Problem description.
Below are records; work out how many of their lines contain "placeholder" and give only that number.
────────────────────
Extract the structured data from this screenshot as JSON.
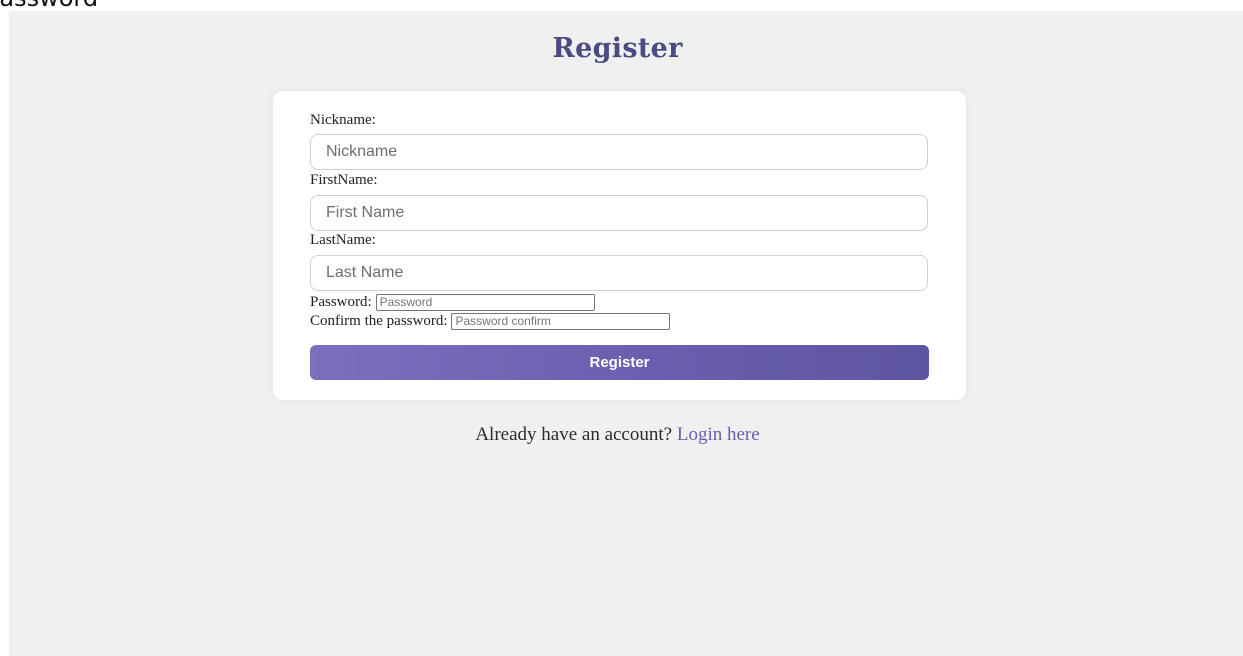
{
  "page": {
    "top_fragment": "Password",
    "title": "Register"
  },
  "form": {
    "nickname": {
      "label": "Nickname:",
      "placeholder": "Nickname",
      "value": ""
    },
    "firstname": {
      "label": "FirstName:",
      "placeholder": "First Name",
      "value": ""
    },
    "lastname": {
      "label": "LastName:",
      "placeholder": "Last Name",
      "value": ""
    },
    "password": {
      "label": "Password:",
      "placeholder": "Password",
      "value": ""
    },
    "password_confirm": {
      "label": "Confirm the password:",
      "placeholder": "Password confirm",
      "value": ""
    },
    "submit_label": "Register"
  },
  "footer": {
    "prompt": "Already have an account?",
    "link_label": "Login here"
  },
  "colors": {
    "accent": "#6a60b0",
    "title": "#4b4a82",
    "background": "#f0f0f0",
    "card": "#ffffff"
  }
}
────────────────────
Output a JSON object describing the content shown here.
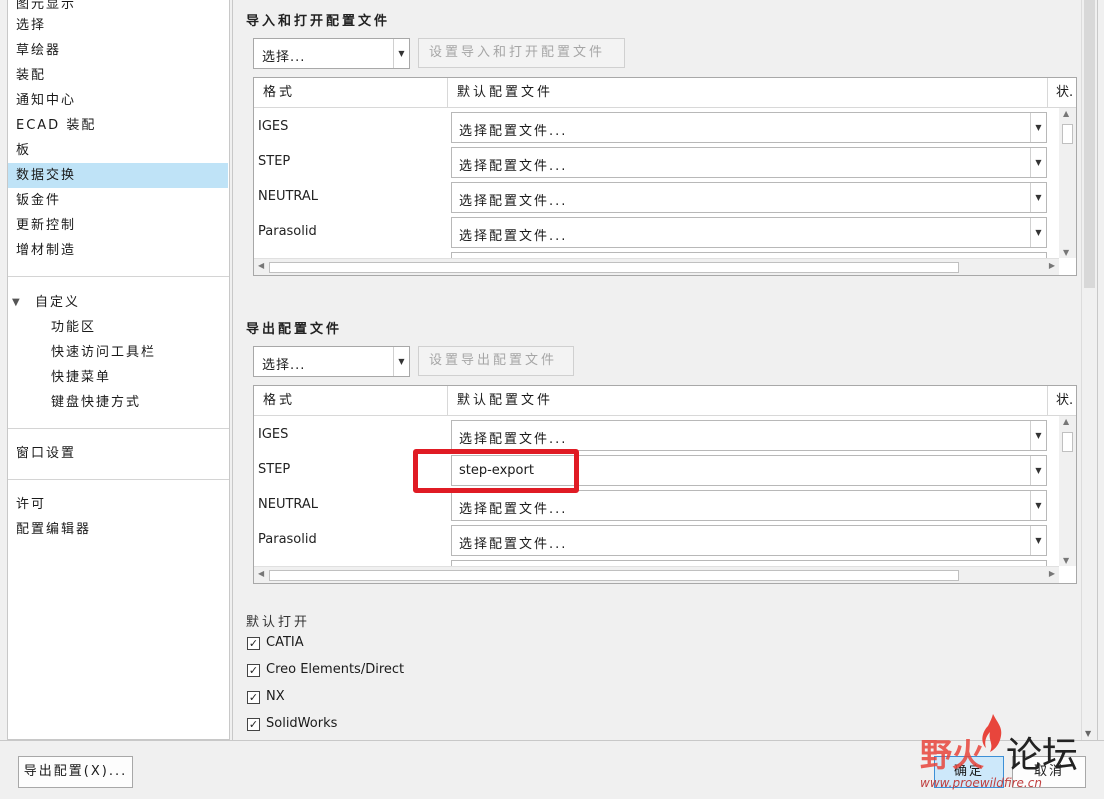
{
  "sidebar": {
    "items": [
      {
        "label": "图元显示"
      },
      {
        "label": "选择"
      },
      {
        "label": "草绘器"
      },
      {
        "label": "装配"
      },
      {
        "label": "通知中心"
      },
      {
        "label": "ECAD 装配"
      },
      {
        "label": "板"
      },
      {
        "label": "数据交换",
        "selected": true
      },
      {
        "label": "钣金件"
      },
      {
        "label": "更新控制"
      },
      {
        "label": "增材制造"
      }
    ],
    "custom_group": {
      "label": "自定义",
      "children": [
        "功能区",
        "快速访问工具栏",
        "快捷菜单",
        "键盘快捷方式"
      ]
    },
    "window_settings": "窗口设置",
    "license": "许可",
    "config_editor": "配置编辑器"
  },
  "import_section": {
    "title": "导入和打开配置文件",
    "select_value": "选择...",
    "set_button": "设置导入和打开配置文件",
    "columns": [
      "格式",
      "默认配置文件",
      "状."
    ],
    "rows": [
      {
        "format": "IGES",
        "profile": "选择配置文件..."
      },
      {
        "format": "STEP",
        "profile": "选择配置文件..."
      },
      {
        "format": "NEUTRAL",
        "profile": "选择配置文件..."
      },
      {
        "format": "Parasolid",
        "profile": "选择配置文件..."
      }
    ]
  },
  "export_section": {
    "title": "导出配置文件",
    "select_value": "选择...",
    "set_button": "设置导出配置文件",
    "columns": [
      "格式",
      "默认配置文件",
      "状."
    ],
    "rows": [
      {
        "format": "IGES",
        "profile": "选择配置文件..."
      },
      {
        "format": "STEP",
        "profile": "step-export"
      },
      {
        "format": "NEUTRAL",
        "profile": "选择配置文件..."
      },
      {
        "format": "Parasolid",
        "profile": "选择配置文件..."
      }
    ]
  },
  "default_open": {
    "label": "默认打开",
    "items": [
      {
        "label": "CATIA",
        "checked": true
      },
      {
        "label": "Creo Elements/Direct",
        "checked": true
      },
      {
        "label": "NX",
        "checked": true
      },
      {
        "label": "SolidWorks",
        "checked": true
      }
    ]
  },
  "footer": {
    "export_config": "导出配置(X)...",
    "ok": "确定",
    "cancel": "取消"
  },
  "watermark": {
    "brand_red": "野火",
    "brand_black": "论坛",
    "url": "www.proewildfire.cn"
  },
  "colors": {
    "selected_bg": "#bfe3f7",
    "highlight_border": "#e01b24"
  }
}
────────────────────
Correct response.
5